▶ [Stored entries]
*-*-*

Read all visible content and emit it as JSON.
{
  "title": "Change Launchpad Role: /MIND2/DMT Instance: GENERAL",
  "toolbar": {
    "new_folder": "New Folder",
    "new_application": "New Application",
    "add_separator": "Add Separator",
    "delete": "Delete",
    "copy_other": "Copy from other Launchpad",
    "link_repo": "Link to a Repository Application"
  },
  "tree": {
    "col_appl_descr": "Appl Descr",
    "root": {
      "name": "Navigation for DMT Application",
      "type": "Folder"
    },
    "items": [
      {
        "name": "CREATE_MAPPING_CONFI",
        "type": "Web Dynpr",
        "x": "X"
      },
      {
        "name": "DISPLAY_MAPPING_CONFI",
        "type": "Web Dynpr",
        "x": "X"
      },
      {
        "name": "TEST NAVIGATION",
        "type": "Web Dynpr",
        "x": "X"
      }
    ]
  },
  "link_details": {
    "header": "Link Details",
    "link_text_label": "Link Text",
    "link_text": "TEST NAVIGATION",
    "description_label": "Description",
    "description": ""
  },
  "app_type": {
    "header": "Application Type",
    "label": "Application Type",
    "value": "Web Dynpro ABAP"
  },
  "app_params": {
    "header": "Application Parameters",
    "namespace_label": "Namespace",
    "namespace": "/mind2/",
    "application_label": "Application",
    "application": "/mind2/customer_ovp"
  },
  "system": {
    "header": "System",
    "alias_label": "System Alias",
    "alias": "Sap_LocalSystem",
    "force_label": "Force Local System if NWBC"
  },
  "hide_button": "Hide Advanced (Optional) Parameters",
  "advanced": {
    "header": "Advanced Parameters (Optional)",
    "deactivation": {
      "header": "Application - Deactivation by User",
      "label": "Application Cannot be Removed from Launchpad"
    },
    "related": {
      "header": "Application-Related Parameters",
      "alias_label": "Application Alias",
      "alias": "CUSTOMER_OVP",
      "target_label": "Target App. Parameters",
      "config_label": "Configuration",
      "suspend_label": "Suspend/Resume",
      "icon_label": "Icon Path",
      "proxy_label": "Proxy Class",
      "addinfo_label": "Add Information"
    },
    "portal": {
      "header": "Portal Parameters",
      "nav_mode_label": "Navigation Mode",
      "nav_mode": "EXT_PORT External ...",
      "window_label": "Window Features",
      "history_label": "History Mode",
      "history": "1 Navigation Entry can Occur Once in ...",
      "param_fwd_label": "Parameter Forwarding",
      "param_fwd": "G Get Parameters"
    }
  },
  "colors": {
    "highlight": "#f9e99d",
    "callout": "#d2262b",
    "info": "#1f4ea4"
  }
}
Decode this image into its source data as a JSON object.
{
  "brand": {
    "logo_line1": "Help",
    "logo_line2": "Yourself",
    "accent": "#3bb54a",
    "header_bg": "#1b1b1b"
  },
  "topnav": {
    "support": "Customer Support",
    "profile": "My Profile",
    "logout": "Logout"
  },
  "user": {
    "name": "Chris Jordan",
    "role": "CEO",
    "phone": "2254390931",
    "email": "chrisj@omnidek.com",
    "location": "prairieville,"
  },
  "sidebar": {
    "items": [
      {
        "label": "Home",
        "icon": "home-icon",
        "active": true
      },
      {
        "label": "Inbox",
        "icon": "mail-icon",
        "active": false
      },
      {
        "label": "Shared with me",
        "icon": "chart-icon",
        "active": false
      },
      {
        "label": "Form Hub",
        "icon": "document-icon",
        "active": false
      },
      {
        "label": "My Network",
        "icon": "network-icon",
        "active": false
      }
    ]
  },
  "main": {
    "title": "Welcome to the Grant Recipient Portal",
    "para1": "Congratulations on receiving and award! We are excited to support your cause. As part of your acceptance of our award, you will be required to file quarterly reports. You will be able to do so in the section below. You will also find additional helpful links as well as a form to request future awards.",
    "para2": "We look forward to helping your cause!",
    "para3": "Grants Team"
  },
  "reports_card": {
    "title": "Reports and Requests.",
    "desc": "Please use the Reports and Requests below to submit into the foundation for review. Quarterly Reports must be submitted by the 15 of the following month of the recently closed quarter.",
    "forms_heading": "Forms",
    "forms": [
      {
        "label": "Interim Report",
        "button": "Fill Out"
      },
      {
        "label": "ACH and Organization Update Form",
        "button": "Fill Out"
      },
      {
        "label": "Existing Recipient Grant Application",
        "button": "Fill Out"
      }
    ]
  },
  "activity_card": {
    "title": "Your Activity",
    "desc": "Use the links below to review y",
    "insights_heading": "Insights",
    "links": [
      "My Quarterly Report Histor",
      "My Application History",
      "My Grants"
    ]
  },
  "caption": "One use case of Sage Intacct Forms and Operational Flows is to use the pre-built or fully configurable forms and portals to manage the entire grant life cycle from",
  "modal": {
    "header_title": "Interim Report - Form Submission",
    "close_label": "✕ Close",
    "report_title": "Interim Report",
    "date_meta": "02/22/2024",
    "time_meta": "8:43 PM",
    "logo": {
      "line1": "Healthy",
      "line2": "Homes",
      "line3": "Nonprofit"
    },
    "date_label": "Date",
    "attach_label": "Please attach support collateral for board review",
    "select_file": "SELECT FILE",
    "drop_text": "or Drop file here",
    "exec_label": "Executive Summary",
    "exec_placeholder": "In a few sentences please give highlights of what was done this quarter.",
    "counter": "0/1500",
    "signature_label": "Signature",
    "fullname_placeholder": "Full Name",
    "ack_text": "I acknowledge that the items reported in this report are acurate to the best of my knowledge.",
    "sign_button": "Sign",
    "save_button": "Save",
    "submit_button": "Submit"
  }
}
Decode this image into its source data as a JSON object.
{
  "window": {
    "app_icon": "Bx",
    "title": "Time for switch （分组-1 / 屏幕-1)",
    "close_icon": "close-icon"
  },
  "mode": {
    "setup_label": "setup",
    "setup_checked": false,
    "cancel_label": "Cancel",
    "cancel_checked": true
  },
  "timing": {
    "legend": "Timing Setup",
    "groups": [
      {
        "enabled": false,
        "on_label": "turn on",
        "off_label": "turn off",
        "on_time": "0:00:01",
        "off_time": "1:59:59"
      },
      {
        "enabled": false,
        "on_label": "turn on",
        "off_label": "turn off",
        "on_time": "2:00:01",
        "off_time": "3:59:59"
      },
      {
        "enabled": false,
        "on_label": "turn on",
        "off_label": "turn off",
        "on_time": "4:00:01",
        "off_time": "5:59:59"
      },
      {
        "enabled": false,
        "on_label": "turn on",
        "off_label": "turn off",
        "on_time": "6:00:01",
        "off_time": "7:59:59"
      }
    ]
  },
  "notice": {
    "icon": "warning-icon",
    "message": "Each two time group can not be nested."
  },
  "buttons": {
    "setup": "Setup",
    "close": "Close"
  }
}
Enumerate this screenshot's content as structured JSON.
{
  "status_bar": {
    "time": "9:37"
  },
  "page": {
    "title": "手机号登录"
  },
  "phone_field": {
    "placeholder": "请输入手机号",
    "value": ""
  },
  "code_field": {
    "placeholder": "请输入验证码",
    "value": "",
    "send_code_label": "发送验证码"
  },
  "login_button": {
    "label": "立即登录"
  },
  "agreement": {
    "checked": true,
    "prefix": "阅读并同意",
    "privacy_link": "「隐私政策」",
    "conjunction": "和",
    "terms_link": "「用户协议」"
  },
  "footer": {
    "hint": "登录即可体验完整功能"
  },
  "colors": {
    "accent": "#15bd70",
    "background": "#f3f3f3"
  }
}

*-*-*

▶ [Exercise brief] Transcribe each record exactly. Leave nothing out.

▶ [Response to this task]
Read all visible content and emit it as JSON.
{
  "title": "Change Launchpad Role: /MIND2/DMT Instance: GENERAL",
  "toolbar": {
    "new_folder": "New Folder",
    "new_application": "New Application",
    "add_separator": "Add Separator",
    "delete": "Delete",
    "copy_other": "Copy from other Launchpad",
    "link_repo": "Link to a Repository Application"
  },
  "tree": {
    "col_appl_descr": "Appl Descr",
    "root": {
      "name": "Navigation for DMT Application",
      "type": "Folder"
    },
    "items": [
      {
        "name": "CREATE_MAPPING_CONFI",
        "type": "Web Dynpr",
        "x": "X"
      },
      {
        "name": "DISPLAY_MAPPING_CONFI",
        "type": "Web Dynpr",
        "x": "X"
      },
      {
        "name": "TEST NAVIGATION",
        "type": "Web Dynpr",
        "x": "X"
      }
    ]
  },
  "link_details": {
    "header": "Link Details",
    "link_text_label": "Link Text",
    "link_text": "TEST NAVIGATION",
    "description_label": "Description",
    "description": ""
  },
  "app_type": {
    "header": "Application Type",
    "label": "Application Type",
    "value": "Web Dynpro ABAP"
  },
  "app_params": {
    "header": "Application Parameters",
    "namespace_label": "Namespace",
    "namespace": "/mind2/",
    "application_label": "Application",
    "application": "/mind2/customer_ovp"
  },
  "system": {
    "header": "System",
    "alias_label": "System Alias",
    "alias": "Sap_LocalSystem",
    "force_label": "Force Local System if NWBC"
  },
  "hide_button": "Hide Advanced (Optional) Parameters",
  "advanced": {
    "header": "Advanced Parameters (Optional)",
    "deactivation": {
      "header": "Application - Deactivation by User",
      "label": "Application Cannot be Removed from Launchpad"
    },
    "related": {
      "header": "Application-Related Parameters",
      "alias_label": "Application Alias",
      "alias": "CUSTOMER_OVP",
      "target_label": "Target App. Parameters",
      "config_label": "Configuration",
      "suspend_label": "Suspend/Resume",
      "icon_label": "Icon Path",
      "proxy_label": "Proxy Class",
      "addinfo_label": "Add Information"
    },
    "portal": {
      "header": "Portal Parameters",
      "nav_mode_label": "Navigation Mode",
      "nav_mode": "EXT_PORT External ...",
      "window_label": "Window Features",
      "history_label": "History Mode",
      "history": "1 Navigation Entry can Occur Once in ...",
      "param_fwd_label": "Parameter Forwarding",
      "param_fwd": "G Get Parameters"
    }
  },
  "colors": {
    "highlight": "#f9e99d",
    "callout": "#d2262b",
    "info": "#1f4ea4"
  }
}
Decode this image into its source data as a JSON object.
{
  "brand": {
    "logo_line1": "Help",
    "logo_line2": "Yourself",
    "accent": "#3bb54a",
    "header_bg": "#1b1b1b"
  },
  "topnav": {
    "support": "Customer Support",
    "profile": "My Profile",
    "logout": "Logout"
  },
  "user": {
    "name": "Chris Jordan",
    "role": "CEO",
    "phone": "2254390931",
    "email": "chrisj@omnidek.com",
    "location": "prairieville,"
  },
  "sidebar": {
    "items": [
      {
        "label": "Home",
        "icon": "home-icon",
        "active": true
      },
      {
        "label": "Inbox",
        "icon": "mail-icon",
        "active": false
      },
      {
        "label": "Shared with me",
        "icon": "chart-icon",
        "active": false
      },
      {
        "label": "Form Hub",
        "icon": "document-icon",
        "active": false
      },
      {
        "label": "My Network",
        "icon": "network-icon",
        "active": false
      }
    ]
  },
  "main": {
    "title": "Welcome to the Grant Recipient Portal",
    "para1": "Congratulations on receiving and award! We are excited to support your cause. As part of your acceptance of our award, you will be required to file quarterly reports. You will be able to do so in the section below. You will also find additional helpful links as well as a form to request future awards.",
    "para2": "We look forward to helping your cause!",
    "para3": "Grants Team"
  },
  "reports_card": {
    "title": "Reports and Requests.",
    "desc": "Please use the Reports and Requests below to submit into the foundation for review. Quarterly Reports must be submitted by the 15 of the following month of the recently closed quarter.",
    "forms_heading": "Forms",
    "forms": [
      {
        "label": "Interim Report",
        "button": "Fill Out"
      },
      {
        "label": "ACH and Organization Update Form",
        "button": "Fill Out"
      },
      {
        "label": "Existing Recipient Grant Application",
        "button": "Fill Out"
      }
    ]
  },
  "activity_card": {
    "title": "Your Activity",
    "desc": "Use the links below to review y",
    "insights_heading": "Insights",
    "links": [
      "My Quarterly Report Histor",
      "My Application History",
      "My Grants"
    ]
  },
  "caption": "One use case of Sage Intacct Forms and Operational Flows is to use the pre-built or fully configurable forms and portals to manage the entire grant life cycle from",
  "modal": {
    "header_title": "Interim Report - Form Submission",
    "close_label": "✕ Close",
    "report_title": "Interim Report",
    "date_meta": "02/22/2024",
    "time_meta": "8:43 PM",
    "logo": {
      "line1": "Healthy",
      "line2": "Homes",
      "line3": "Nonprofit"
    },
    "date_label": "Date",
    "attach_label": "Please attach support collateral for board review",
    "select_file": "SELECT FILE",
    "drop_text": "or Drop file here",
    "exec_label": "Executive Summary",
    "exec_placeholder": "In a few sentences please give highlights of what was done this quarter.",
    "counter": "0/1500",
    "signature_label": "Signature",
    "fullname_placeholder": "Full Name",
    "ack_text": "I acknowledge that the items reported in this report are acurate to the best of my knowledge.",
    "sign_button": "Sign",
    "save_button": "Save",
    "submit_button": "Submit"
  }
}
Decode this image into its source data as a JSON object.
{
  "window": {
    "app_icon": "Bx",
    "title": "Time for switch （分组-1 / 屏幕-1)",
    "close_icon": "close-icon"
  },
  "mode": {
    "setup_label": "setup",
    "setup_checked": false,
    "cancel_label": "Cancel",
    "cancel_checked": true
  },
  "timing": {
    "legend": "Timing Setup",
    "groups": [
      {
        "enabled": false,
        "on_label": "turn on",
        "off_label": "turn off",
        "on_time": "0:00:01",
        "off_time": "1:59:59"
      },
      {
        "enabled": false,
        "on_label": "turn on",
        "off_label": "turn off",
        "on_time": "2:00:01",
        "off_time": "3:59:59"
      },
      {
        "enabled": false,
        "on_label": "turn on",
        "off_label": "turn off",
        "on_time": "4:00:01",
        "off_time": "5:59:59"
      },
      {
        "enabled": false,
        "on_label": "turn on",
        "off_label": "turn off",
        "on_time": "6:00:01",
        "off_time": "7:59:59"
      }
    ]
  },
  "notice": {
    "icon": "warning-icon",
    "message": "Each two time group can not be nested."
  },
  "buttons": {
    "setup": "Setup",
    "close": "Close"
  }
}
Enumerate this screenshot's content as structured JSON.
{
  "status_bar": {
    "time": "9:37"
  },
  "page": {
    "title": "手机号登录"
  },
  "phone_field": {
    "placeholder": "请输入手机号",
    "value": ""
  },
  "code_field": {
    "placeholder": "请输入验证码",
    "value": "",
    "send_code_label": "发送验证码"
  },
  "login_button": {
    "label": "立即登录"
  },
  "agreement": {
    "checked": true,
    "prefix": "阅读并同意",
    "privacy_link": "「隐私政策」",
    "conjunction": "和",
    "terms_link": "「用户协议」"
  },
  "footer": {
    "hint": "登录即可体验完整功能"
  },
  "colors": {
    "accent": "#15bd70",
    "background": "#f3f3f3"
  }
}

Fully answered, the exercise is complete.